Short task: Find each line with the string "ambient" and report it.

>> begin Extracted records

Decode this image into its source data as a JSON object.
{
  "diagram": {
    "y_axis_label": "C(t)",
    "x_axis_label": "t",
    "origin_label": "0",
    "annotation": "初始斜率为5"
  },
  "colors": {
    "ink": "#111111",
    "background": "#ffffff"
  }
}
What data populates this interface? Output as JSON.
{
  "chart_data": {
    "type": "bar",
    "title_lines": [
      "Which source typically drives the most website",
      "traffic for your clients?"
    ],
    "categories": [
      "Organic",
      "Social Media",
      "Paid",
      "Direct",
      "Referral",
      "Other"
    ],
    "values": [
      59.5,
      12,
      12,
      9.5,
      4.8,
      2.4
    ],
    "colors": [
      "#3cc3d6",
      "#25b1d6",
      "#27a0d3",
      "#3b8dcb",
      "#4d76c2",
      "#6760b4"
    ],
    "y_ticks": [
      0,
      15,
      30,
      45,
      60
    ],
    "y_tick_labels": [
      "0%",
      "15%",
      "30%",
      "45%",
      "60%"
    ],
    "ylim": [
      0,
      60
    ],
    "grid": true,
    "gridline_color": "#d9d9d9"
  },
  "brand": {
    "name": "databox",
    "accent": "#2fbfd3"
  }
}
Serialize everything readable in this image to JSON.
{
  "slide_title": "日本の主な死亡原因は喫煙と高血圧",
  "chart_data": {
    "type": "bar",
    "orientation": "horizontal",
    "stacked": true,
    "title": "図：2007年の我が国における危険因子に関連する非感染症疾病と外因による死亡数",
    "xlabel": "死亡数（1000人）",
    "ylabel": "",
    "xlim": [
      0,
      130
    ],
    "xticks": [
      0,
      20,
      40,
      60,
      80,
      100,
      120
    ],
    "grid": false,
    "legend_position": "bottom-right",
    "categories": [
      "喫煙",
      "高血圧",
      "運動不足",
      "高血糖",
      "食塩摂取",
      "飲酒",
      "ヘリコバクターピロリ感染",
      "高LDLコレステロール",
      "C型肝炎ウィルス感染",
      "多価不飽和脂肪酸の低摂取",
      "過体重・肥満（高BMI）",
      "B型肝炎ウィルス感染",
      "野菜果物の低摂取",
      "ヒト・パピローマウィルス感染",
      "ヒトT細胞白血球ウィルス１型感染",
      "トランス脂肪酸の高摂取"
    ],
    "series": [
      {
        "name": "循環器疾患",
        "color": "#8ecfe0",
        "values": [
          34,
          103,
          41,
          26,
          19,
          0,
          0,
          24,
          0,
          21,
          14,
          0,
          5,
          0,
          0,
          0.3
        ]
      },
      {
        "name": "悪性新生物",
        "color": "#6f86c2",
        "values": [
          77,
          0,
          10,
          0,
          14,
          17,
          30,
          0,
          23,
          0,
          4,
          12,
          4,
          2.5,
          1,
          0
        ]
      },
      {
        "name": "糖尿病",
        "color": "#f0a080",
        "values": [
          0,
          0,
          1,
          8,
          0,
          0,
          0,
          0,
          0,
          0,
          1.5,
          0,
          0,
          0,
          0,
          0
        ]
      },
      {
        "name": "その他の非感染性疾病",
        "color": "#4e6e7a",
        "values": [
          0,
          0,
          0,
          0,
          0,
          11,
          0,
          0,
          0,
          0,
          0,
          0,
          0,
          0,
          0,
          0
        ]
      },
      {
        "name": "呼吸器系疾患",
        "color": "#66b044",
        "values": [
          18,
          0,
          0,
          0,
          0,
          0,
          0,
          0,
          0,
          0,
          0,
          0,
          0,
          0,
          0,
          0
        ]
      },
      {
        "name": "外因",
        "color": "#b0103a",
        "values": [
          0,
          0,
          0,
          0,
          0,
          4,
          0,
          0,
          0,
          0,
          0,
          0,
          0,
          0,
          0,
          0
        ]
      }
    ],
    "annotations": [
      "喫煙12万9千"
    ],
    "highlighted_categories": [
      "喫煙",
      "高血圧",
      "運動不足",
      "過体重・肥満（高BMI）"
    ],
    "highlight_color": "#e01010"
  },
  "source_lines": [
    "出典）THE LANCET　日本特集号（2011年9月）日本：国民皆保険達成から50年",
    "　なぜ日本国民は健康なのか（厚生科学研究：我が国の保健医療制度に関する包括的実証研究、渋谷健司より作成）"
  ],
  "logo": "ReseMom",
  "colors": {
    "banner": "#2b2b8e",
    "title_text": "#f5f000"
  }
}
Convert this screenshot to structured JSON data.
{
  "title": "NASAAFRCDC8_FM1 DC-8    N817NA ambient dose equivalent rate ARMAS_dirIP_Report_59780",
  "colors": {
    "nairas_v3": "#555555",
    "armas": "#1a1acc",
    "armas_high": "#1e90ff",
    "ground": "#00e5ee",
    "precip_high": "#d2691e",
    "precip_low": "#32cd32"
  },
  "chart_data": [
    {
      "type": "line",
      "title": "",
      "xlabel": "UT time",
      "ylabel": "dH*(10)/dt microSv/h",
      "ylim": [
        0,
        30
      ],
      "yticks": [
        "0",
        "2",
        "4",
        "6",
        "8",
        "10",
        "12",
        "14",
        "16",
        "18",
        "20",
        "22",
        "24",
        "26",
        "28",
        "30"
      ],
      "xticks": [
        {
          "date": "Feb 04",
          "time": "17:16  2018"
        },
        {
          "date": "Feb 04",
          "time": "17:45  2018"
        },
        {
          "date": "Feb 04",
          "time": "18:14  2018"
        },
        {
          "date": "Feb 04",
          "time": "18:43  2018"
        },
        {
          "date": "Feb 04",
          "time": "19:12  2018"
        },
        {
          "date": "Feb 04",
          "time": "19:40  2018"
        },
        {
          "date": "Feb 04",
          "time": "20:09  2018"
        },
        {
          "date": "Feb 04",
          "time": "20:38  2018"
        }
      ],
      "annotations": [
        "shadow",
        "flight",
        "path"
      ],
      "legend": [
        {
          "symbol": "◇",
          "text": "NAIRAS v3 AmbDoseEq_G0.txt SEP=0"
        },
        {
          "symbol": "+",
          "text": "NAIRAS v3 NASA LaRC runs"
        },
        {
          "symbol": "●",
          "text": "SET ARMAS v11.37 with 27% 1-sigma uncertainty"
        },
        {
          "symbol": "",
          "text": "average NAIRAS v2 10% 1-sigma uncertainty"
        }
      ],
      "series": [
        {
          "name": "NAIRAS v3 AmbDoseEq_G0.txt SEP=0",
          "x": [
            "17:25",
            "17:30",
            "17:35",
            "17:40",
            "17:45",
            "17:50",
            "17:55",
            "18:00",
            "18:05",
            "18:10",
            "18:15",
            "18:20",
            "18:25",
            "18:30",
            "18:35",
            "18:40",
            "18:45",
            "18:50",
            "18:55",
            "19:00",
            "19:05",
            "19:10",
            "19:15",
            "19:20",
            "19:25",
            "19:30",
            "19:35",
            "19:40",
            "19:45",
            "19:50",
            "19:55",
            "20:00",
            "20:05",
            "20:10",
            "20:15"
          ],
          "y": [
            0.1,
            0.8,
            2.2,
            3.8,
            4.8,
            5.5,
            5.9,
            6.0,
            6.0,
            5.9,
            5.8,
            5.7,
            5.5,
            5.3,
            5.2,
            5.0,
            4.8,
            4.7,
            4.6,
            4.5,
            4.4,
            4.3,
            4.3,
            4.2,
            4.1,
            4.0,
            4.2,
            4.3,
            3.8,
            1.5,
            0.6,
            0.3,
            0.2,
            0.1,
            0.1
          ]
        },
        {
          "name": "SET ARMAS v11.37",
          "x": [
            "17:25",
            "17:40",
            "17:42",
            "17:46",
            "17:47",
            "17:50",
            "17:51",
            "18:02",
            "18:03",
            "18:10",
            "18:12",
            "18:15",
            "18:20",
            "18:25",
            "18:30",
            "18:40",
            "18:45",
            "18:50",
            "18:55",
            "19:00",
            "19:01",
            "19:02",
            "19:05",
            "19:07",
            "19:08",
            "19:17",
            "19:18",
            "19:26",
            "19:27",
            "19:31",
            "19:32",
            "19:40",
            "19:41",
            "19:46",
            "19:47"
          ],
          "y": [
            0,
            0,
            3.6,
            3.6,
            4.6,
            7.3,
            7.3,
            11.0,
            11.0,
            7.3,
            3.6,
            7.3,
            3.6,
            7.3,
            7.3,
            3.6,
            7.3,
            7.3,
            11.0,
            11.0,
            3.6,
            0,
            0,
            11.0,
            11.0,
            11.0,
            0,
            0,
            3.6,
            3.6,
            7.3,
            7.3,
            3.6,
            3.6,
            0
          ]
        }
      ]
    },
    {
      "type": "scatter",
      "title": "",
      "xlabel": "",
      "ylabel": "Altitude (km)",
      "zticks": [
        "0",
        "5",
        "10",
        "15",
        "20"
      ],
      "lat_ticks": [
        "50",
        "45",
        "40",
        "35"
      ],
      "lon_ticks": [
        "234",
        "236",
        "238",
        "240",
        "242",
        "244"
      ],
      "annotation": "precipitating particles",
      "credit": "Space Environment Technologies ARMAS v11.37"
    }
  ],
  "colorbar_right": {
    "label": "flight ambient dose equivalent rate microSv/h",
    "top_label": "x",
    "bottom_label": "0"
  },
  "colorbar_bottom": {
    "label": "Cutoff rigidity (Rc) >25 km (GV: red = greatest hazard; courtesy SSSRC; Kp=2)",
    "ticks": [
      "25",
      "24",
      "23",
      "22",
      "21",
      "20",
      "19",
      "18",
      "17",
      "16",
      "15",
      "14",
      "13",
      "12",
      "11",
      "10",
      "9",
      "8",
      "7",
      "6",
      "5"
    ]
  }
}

>> end Extracted records

Exercise response:
  "title": "NASAAFRCDC8_FM1 DC-8    N817NA ambient dose equivalent rate ARMAS_dirIP_Report_59780",
    "label": "flight ambient dose equivalent rate microSv/h",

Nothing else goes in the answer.